Quote the interview excerpt below word for word, between "Yes, well Colin" and "It's been fun!", inclusive.

[PAGE EXCERPT — start]

Yes, well Colin feels the same. The idiot actually cried last week when on of his characters died. But anyway, Kim, thank you very much for agreeing to chat to me. As you can see I don't get many visitors. I personally like the aroma of roast lamb and mint, but it's not to everyone's taste. I wish you many sales and lots of luck.


Kim
Thank you. It's been fun!








So this has been my first interview thingy. I enjoyed it. Almost as I enjoyed my supper. But then you all know dragons love their food.

[PAGE EXCERPT — finish]
[PROVIDED MATERIAL — start]

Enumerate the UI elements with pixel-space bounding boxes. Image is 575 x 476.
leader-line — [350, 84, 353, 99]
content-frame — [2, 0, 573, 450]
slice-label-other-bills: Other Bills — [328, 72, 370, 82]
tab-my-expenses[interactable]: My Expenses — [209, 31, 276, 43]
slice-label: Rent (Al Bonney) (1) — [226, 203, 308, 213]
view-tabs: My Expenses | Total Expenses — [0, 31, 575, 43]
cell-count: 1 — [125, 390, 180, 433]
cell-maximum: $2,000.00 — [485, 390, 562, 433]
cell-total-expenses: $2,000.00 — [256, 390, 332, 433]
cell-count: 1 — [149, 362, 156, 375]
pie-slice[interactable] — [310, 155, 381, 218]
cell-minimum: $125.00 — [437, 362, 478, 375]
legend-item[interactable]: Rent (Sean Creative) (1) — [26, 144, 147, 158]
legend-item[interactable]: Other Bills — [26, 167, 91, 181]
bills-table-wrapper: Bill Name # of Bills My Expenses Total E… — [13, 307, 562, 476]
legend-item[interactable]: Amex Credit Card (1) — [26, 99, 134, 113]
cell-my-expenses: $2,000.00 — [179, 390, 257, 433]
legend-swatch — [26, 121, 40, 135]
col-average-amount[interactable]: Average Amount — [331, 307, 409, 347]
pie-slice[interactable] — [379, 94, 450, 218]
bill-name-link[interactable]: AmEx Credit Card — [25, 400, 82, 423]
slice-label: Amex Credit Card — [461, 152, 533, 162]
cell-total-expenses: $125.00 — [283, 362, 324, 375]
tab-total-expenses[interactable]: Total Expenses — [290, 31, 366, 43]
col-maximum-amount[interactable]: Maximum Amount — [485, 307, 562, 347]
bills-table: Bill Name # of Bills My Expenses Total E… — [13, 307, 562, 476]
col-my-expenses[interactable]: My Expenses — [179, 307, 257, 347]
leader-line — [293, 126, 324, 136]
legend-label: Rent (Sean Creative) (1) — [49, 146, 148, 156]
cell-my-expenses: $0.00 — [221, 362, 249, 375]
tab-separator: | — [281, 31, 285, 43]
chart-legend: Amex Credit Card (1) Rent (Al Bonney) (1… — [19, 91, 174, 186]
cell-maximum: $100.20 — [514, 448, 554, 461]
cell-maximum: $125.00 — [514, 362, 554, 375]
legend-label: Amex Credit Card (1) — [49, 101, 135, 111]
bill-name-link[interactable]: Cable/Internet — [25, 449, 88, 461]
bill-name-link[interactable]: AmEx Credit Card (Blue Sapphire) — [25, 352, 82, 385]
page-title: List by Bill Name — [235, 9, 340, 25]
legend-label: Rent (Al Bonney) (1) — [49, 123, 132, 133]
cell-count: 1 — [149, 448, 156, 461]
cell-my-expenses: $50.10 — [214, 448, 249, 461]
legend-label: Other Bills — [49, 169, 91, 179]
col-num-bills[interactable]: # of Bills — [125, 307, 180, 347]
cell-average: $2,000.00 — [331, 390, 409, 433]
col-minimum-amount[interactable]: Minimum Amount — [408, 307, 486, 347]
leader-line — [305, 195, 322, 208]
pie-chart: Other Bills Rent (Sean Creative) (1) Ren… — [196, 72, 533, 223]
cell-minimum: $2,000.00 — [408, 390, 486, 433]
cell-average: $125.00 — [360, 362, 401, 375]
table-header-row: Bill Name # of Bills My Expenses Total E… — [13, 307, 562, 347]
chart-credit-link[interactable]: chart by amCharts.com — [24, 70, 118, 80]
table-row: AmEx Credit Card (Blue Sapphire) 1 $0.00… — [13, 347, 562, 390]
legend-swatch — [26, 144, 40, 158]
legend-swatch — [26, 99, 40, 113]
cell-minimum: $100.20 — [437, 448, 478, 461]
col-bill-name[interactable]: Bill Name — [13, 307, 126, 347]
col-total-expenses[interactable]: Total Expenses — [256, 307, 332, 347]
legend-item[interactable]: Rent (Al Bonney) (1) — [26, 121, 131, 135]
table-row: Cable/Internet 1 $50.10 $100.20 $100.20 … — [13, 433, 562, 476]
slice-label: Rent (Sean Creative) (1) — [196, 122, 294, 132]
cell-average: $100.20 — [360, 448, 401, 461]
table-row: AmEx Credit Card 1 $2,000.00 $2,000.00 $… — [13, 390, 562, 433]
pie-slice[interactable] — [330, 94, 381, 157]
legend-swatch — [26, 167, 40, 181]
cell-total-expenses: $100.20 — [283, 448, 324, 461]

[PROVIDED MATERIAL — finish]

:: REPLY ::
Yes, well Colin feels the same. The idiot actually cried last week when on of his characters died. But anyway, Kim, thank you very much for agreeing to chat to me. As you can see I don't get many visitors. I personally like the aroma of roast lamb and mint, but it's not to everyone's taste. I wish you many sales and lots of luck.


Kim
Thank you. It's been fun!